The request: Output the material below in full, exactly as it is.

Data extract:
== == ==

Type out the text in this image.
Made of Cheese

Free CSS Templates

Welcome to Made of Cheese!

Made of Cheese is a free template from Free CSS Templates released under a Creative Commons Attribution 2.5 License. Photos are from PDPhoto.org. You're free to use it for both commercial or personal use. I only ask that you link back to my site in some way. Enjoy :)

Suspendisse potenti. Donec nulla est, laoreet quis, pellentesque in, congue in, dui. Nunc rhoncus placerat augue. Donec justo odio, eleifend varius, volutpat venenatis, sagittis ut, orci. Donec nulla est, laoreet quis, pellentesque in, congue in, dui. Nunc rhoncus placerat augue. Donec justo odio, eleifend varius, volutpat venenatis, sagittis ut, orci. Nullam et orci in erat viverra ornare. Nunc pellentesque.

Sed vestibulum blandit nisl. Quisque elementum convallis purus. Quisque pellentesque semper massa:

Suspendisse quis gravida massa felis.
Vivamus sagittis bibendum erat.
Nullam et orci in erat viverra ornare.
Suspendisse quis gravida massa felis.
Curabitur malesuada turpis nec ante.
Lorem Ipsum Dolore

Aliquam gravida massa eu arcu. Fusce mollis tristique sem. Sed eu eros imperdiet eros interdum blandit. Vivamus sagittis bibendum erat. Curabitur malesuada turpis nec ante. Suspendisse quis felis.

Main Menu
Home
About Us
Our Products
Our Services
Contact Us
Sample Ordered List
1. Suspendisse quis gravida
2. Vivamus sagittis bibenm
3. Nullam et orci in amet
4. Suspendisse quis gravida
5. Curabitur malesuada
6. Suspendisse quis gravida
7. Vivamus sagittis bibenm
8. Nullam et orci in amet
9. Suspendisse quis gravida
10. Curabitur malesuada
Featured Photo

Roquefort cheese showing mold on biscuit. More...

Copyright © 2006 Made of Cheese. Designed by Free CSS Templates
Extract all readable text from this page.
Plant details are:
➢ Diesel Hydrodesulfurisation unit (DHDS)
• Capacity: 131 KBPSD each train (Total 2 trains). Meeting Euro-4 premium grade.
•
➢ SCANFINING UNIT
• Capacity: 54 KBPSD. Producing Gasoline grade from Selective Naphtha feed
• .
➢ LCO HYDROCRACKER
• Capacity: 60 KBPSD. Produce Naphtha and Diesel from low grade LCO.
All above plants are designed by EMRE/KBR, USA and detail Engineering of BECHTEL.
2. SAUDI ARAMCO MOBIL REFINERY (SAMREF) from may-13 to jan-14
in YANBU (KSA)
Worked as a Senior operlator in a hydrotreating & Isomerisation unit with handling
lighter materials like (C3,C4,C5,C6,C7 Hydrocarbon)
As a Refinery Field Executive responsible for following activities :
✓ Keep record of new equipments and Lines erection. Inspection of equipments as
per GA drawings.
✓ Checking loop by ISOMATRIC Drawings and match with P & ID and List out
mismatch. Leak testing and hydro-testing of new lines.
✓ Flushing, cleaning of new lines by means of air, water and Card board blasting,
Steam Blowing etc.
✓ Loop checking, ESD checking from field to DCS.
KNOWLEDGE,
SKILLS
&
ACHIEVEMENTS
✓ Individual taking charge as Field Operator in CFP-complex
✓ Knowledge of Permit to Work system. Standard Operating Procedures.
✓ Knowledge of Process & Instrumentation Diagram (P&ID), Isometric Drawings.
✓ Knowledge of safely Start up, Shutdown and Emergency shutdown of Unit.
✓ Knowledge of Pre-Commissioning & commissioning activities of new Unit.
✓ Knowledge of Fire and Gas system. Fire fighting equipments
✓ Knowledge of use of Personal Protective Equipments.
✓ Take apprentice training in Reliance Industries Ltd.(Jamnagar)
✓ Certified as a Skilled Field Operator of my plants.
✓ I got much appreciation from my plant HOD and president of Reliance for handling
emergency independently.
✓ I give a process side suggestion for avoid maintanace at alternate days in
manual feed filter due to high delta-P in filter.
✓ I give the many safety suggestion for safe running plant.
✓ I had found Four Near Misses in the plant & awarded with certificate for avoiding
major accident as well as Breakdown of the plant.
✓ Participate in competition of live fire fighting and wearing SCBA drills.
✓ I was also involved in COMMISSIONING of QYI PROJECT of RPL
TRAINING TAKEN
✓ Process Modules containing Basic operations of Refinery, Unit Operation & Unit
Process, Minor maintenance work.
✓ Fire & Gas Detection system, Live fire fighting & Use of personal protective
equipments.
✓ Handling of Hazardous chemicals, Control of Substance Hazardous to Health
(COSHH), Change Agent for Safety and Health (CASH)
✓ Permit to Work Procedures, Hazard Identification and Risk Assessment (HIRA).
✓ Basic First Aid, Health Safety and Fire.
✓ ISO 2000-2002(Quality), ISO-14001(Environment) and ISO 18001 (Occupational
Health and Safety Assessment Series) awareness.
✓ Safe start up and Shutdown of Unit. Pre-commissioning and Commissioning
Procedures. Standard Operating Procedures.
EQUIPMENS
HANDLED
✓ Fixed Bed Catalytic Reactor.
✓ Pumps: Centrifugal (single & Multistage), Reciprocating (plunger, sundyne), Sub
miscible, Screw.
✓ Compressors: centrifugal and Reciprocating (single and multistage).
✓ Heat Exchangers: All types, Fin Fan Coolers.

== == ==

Result:
Type out the text in this image.
Made of Cheese

Free CSS Templates

Welcome to Made of Cheese!

Made of Cheese is a free template from Free CSS Templates released under a Creative Commons Attribution 2.5 License. Photos are from PDPhoto.org. You're free to use it for both commercial or personal use. I only ask that you link back to my site in some way. Enjoy :)

Suspendisse potenti. Donec nulla est, laoreet quis, pellentesque in, congue in, dui. Nunc rhoncus placerat augue. Donec justo odio, eleifend varius, volutpat venenatis, sagittis ut, orci. Donec nulla est, laoreet quis, pellentesque in, congue in, dui. Nunc rhoncus placerat augue. Donec justo odio, eleifend varius, volutpat venenatis, sagittis ut, orci. Nullam et orci in erat viverra ornare. Nunc pellentesque.

Sed vestibulum blandit nisl. Quisque elementum convallis purus. Quisque pellentesque semper massa:

Suspendisse quis gravida massa felis.
Vivamus sagittis bibendum erat.
Nullam et orci in erat viverra ornare.
Suspendisse quis gravida massa felis.
Curabitur malesuada turpis nec ante.
Lorem Ipsum Dolore

Aliquam gravida massa eu arcu. Fusce mollis tristique sem. Sed eu eros imperdiet eros interdum blandit. Vivamus sagittis bibendum erat. Curabitur malesuada turpis nec ante. Suspendisse quis felis.

Main Menu
Home
About Us
Our Products
Our Services
Contact Us
Sample Ordered List
1. Suspendisse quis gravida
2. Vivamus sagittis bibenm
3. Nullam et orci in amet
4. Suspendisse quis gravida
5. Curabitur malesuada
6. Suspendisse quis gravida
7. Vivamus sagittis bibenm
8. Nullam et orci in amet
9. Suspendisse quis gravida
10. Curabitur malesuada
Featured Photo

Roquefort cheese showing mold on biscuit. More...

Copyright © 2006 Made of Cheese. Designed by Free CSS Templates
Extract all readable text from this page.
Plant details are:
➢ Diesel Hydrodesulfurisation unit (DHDS)
• Capacity: 131 KBPSD each train (Total 2 trains). Meeting Euro-4 premium grade.
•
➢ SCANFINING UNIT
• Capacity: 54 KBPSD. Producing Gasoline grade from Selective Naphtha feed
• .
➢ LCO HYDROCRACKER
• Capacity: 60 KBPSD. Produce Naphtha and Diesel from low grade LCO.
All above plants are designed by EMRE/KBR, USA and detail Engineering of BECHTEL.
2. SAUDI ARAMCO MOBIL REFINERY (SAMREF) from may-13 to jan-14
in YANBU (KSA)
Worked as a Senior operlator in a hydrotreating & Isomerisation unit with handling
lighter materials like (C3,C4,C5,C6,C7 Hydrocarbon)
As a Refinery Field Executive responsible for following activities :
✓ Keep record of new equipments and Lines erection. Inspection of equipments as
per GA drawings.
✓ Checking loop by ISOMATRIC Drawings and match with P & ID and List out
mismatch. Leak testing and hydro-testing of new lines.
✓ Flushing, cleaning of new lines by means of air, water and Card board blasting,
Steam Blowing etc.
✓ Loop checking, ESD checking from field to DCS.
KNOWLEDGE,
SKILLS
&
ACHIEVEMENTS
✓ Individual taking charge as Field Operator in CFP-complex
✓ Knowledge of Permit to Work system. Standard Operating Procedures.
✓ Knowledge of Process & Instrumentation Diagram (P&ID), Isometric Drawings.
✓ Knowledge of safely Start up, Shutdown and Emergency shutdown of Unit.
✓ Knowledge of Pre-Commissioning & commissioning activities of new Unit.
✓ Knowledge of Fire and Gas system. Fire fighting equipments
✓ Knowledge of use of Personal Protective Equipments.
✓ Take apprentice training in Reliance Industries Ltd.(Jamnagar)
✓ Certified as a Skilled Field Operator of my plants.
✓ I got much appreciation from my plant HOD and president of Reliance for handling
emergency independently.
✓ I give a process side suggestion for avoid maintanace at alternate days in
manual feed filter due to high delta-P in filter.
✓ I give the many safety suggestion for safe running plant.
✓ I had found Four Near Misses in the plant & awarded with certificate for avoiding
major accident as well as Breakdown of the plant.
✓ Participate in competition of live fire fighting and wearing SCBA drills.
✓ I was also involved in COMMISSIONING of QYI PROJECT of RPL
TRAINING TAKEN
✓ Process Modules containing Basic operations of Refinery, Unit Operation & Unit
Process, Minor maintenance work.
✓ Fire & Gas Detection system, Live fire fighting & Use of personal protective
equipments.
✓ Handling of Hazardous chemicals, Control of Substance Hazardous to Health
(COSHH), Change Agent for Safety and Health (CASH)
✓ Permit to Work Procedures, Hazard Identification and Risk Assessment (HIRA).
✓ Basic First Aid, Health Safety and Fire.
✓ ISO 2000-2002(Quality), ISO-14001(Environment) and ISO 18001 (Occupational
Health and Safety Assessment Series) awareness.
✓ Safe start up and Shutdown of Unit. Pre-commissioning and Commissioning
Procedures. Standard Operating Procedures.
EQUIPMENS
HANDLED
✓ Fixed Bed Catalytic Reactor.
✓ Pumps: Centrifugal (single & Multistage), Reciprocating (plunger, sundyne), Sub
miscible, Screw.
✓ Compressors: centrifugal and Reciprocating (single and multistage).
✓ Heat Exchangers: All types, Fin Fan Coolers.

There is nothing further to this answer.